▶ Written problem: Using the records below, please work out how many lines contain "image"; answer with the number alone.
▼
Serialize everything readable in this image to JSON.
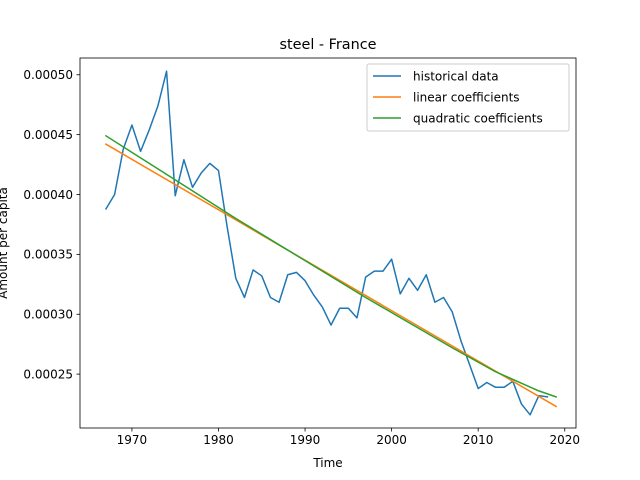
{
  "chart_data": {
    "type": "line",
    "title": "steel - France",
    "xlabel": "Time",
    "ylabel": "Amount per capita",
    "xlim": [
      1964,
      2021.3
    ],
    "ylim": [
      0.000205,
      0.000514
    ],
    "xticks": [
      1970,
      1980,
      1990,
      2000,
      2010,
      2020
    ],
    "xtick_labels": [
      "1970",
      "1980",
      "1990",
      "2000",
      "2010",
      "2020"
    ],
    "yticks": [
      0.00025,
      0.0003,
      0.00035,
      0.0004,
      0.00045,
      0.0005
    ],
    "ytick_labels": [
      "0.00025",
      "0.00030",
      "0.00035",
      "0.00040",
      "0.00045",
      "0.00050"
    ],
    "grid": false,
    "legend_position": "top-right",
    "series": [
      {
        "name": "historical data",
        "color": "#1f77b4",
        "x": [
          1967,
          1968,
          1969,
          1970,
          1971,
          1972,
          1973,
          1974,
          1975,
          1976,
          1977,
          1978,
          1979,
          1980,
          1981,
          1982,
          1983,
          1984,
          1985,
          1986,
          1987,
          1988,
          1989,
          1990,
          1991,
          1992,
          1993,
          1994,
          1995,
          1996,
          1997,
          1998,
          1999,
          2000,
          2001,
          2002,
          2003,
          2004,
          2005,
          2006,
          2007,
          2008,
          2009,
          2010,
          2011,
          2012,
          2013,
          2014,
          2015,
          2016,
          2017,
          2018
        ],
        "y": [
          0.000388,
          0.0004,
          0.000438,
          0.000458,
          0.000436,
          0.000454,
          0.000474,
          0.000503,
          0.000399,
          0.000429,
          0.000406,
          0.000418,
          0.000426,
          0.00042,
          0.000373,
          0.00033,
          0.000314,
          0.000337,
          0.000332,
          0.000314,
          0.00031,
          0.000333,
          0.000335,
          0.000328,
          0.000316,
          0.000306,
          0.000291,
          0.000305,
          0.000305,
          0.000297,
          0.000331,
          0.000336,
          0.000336,
          0.000346,
          0.000317,
          0.00033,
          0.00032,
          0.000333,
          0.00031,
          0.000314,
          0.000302,
          0.000278,
          0.000258,
          0.000238,
          0.000243,
          0.000239,
          0.000239,
          0.000244,
          0.000225,
          0.000216,
          0.000232,
          0.000231
        ]
      },
      {
        "name": "linear coefficients",
        "color": "#ff7f0e",
        "x": [
          1967,
          2019
        ],
        "y": [
          0.000442,
          0.000223
        ]
      },
      {
        "name": "quadratic coefficients",
        "color": "#2ca02c",
        "x": [
          1967,
          1972,
          1977,
          1982,
          1987,
          1992,
          1997,
          2002,
          2007,
          2012,
          2017,
          2019
        ],
        "y": [
          0.000449,
          0.000426,
          0.000403,
          0.00038,
          0.000358,
          0.000336,
          0.000314,
          0.000293,
          0.000272,
          0.000252,
          0.000236,
          0.000231
        ]
      }
    ]
  }
}
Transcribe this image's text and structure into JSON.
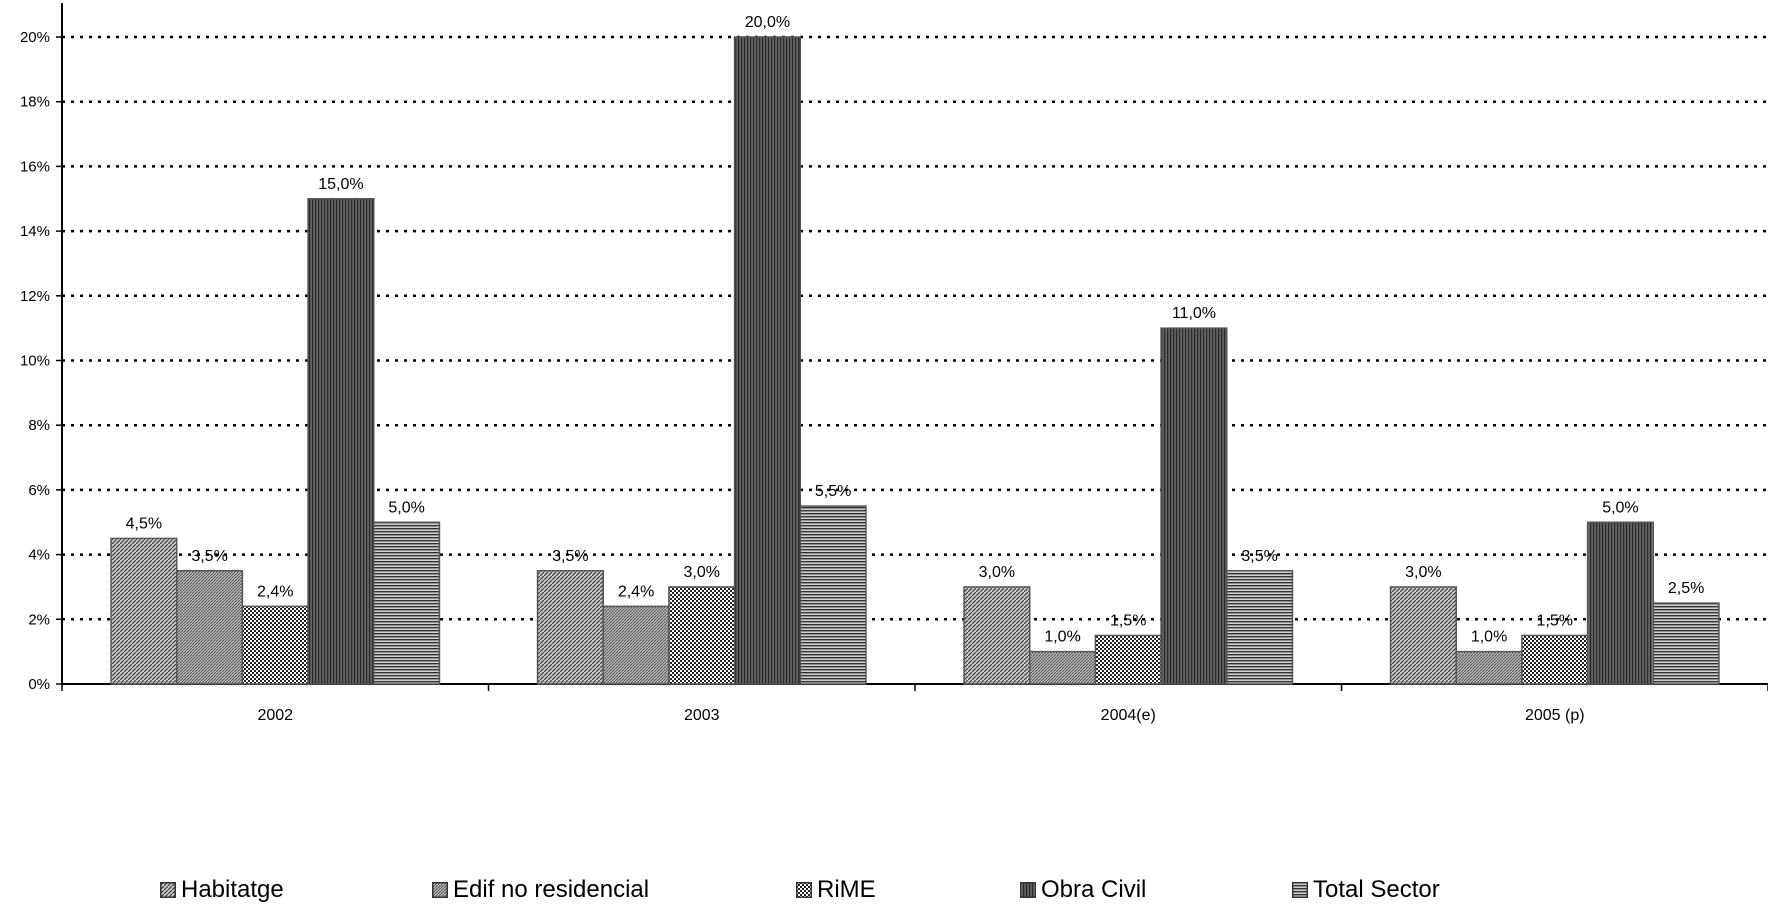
{
  "chart_data": {
    "type": "bar",
    "title": "",
    "xlabel": "",
    "ylabel": "",
    "categories": [
      "2002",
      "2003",
      "2004(e)",
      "2005 (p)"
    ],
    "series": [
      {
        "name": "Habitatge",
        "values": [
          4.5,
          3.5,
          3.0,
          3.0
        ],
        "labels": [
          "4,5%",
          "3,5%",
          "3,0%",
          "3,0%"
        ]
      },
      {
        "name": "Edif no residencial",
        "values": [
          3.5,
          2.4,
          1.0,
          1.0
        ],
        "labels": [
          "3,5%",
          "2,4%",
          "1,0%",
          "1,0%"
        ]
      },
      {
        "name": "RiME",
        "values": [
          2.4,
          3.0,
          1.5,
          1.5
        ],
        "labels": [
          "2,4%",
          "3,0%",
          "1,5%",
          "1,5%"
        ]
      },
      {
        "name": "Obra Civil",
        "values": [
          15.0,
          20.0,
          11.0,
          5.0
        ],
        "labels": [
          "15,0%",
          "20,0%",
          "11,0%",
          "5,0%"
        ]
      },
      {
        "name": "Total Sector",
        "values": [
          5.0,
          5.5,
          3.5,
          2.5
        ],
        "labels": [
          "5,0%",
          "5,5%",
          "3,5%",
          "2,5%"
        ]
      }
    ],
    "ylim": [
      0,
      20
    ],
    "yticks": [
      "0%",
      "2%",
      "4%",
      "6%",
      "8%",
      "10%",
      "12%",
      "14%",
      "16%",
      "18%",
      "20%"
    ],
    "grid": true,
    "grid_style": "dotted",
    "legend_position": "bottom",
    "colors": {
      "bar_fill": "#8a8a8a",
      "bar_edge": "#555555",
      "grid": "#000000"
    },
    "patterns": [
      "diagonal-fine",
      "diagonal-dense",
      "checker",
      "vertical-dense",
      "horizontal"
    ]
  }
}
▲
▶ Response to this task: 2